TEXTE FOURNI →

^^^^^^^^

Internet n'est pas mort, c'est vous qui êtes fatigués
Je republie ici un article qui a presque 10 ans et qui au vu des derniers événements dans le monde merveilleux du numérique reste toujours autant d’actualité.
Les révélations d'Edouard Snowden sur la surveillance généralisée d'Internet ont eu quelques effets de bord : le site Groklaw, spécialisé dans les affaires et questions juridiques liées aux nouvelles technologies, ferme, les services d'envois d'emails sécurisé Silent Circle et Lavabit suspendent leur activité.... Conséquence : nombreux sont les activistes qui baissent les bras avec le motto « Internet est mort ». Ça m'énerve. C'est idiot. C'est lâche.
Je me souviens d'un après-midi de juillet 2012 au cours duquel je suis allé écouter Stallman parler de logiciels libres. Après deux heures de discours du vieil hacktiviste sur le thème « Logiciels libres et droits de l'homme », une session lightning talk avait été organisée. Le principe est simple : tout le monde peut monter sur scène et prendre la parole pour présenter en 15 mn un projet ou une idée. Fabrice Epelboin, journaliste, activiste, anti hadopi,etc. fut le premier à prendre la parole. En 15 minutes, il a dépeint un tableau de la surveillance sur Internet déprimant, ce qui était peut-être visionnaire il y a un an. En conclusion il expliquait que seuls quelques geeks velus et barbus étaient peut-être encore en mesure de protéger leurs communications sur Internet. Pour tous les autres, il était déjà trop tard.

^^^^^^^^

(Lignes issues d'une collection de données)
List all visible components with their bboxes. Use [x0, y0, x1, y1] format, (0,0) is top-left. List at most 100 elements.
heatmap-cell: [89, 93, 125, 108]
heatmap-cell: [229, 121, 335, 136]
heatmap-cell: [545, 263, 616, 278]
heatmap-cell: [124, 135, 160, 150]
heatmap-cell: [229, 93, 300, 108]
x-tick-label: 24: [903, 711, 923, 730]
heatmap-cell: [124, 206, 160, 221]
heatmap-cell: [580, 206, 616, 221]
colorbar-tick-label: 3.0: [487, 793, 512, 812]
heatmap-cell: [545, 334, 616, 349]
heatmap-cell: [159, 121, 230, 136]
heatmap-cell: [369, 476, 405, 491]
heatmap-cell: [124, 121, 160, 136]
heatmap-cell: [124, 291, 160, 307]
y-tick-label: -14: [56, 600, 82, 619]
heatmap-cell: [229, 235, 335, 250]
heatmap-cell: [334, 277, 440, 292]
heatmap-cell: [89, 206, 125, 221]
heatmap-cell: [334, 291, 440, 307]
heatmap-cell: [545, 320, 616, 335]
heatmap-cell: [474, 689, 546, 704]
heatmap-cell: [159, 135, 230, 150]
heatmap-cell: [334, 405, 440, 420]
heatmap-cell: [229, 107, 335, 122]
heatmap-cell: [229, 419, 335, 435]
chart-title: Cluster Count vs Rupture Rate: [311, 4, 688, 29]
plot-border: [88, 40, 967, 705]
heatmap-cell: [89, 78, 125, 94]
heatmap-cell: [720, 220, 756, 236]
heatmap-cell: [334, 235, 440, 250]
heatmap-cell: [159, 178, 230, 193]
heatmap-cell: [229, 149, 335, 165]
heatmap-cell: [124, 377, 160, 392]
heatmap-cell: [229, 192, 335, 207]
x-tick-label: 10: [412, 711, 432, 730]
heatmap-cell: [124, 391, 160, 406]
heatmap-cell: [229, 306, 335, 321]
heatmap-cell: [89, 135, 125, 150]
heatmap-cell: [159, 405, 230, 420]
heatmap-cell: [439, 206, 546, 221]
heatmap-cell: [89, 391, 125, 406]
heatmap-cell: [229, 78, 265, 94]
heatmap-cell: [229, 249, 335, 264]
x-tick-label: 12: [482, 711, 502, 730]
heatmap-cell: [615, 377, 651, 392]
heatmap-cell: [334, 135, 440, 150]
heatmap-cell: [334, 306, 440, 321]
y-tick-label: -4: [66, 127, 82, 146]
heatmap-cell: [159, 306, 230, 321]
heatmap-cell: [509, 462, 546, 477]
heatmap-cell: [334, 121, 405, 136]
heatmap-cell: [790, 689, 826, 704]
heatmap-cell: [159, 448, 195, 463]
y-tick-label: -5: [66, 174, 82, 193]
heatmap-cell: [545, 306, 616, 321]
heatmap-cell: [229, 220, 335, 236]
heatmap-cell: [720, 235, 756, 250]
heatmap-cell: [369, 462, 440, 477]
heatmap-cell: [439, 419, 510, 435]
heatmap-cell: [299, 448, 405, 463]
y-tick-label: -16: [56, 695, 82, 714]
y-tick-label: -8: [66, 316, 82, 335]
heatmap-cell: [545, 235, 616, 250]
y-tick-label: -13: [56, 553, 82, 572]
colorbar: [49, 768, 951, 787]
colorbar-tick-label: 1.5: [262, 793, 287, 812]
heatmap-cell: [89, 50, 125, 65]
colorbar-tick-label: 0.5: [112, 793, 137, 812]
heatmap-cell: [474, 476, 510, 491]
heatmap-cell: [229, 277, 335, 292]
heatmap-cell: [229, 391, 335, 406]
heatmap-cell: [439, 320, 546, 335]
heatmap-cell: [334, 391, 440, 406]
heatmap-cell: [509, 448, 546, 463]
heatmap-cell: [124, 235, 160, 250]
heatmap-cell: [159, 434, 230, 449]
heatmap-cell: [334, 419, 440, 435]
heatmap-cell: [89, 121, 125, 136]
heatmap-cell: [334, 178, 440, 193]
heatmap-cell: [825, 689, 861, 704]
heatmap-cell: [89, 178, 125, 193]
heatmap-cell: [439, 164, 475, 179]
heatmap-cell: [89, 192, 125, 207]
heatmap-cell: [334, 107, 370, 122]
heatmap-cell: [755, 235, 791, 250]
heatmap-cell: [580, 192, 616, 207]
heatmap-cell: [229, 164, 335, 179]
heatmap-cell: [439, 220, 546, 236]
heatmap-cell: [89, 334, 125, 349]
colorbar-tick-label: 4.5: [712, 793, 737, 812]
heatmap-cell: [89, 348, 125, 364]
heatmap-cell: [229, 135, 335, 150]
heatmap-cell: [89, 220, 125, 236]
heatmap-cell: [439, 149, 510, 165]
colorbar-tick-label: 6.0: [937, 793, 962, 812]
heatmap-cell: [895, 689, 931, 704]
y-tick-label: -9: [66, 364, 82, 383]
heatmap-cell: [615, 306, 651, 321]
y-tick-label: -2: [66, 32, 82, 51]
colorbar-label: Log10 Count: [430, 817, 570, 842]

^^^^^^^^

CONSIGNES →
Dans le texte sur la prétendue mort d'Internet, qui a pris la parole le premier lors de la session lightning talk ? Les lignes ne servent pas dans cet exercice.

CORRIGÉ →
Fabrice Epelboin, journaliste, activiste et anti hadopi.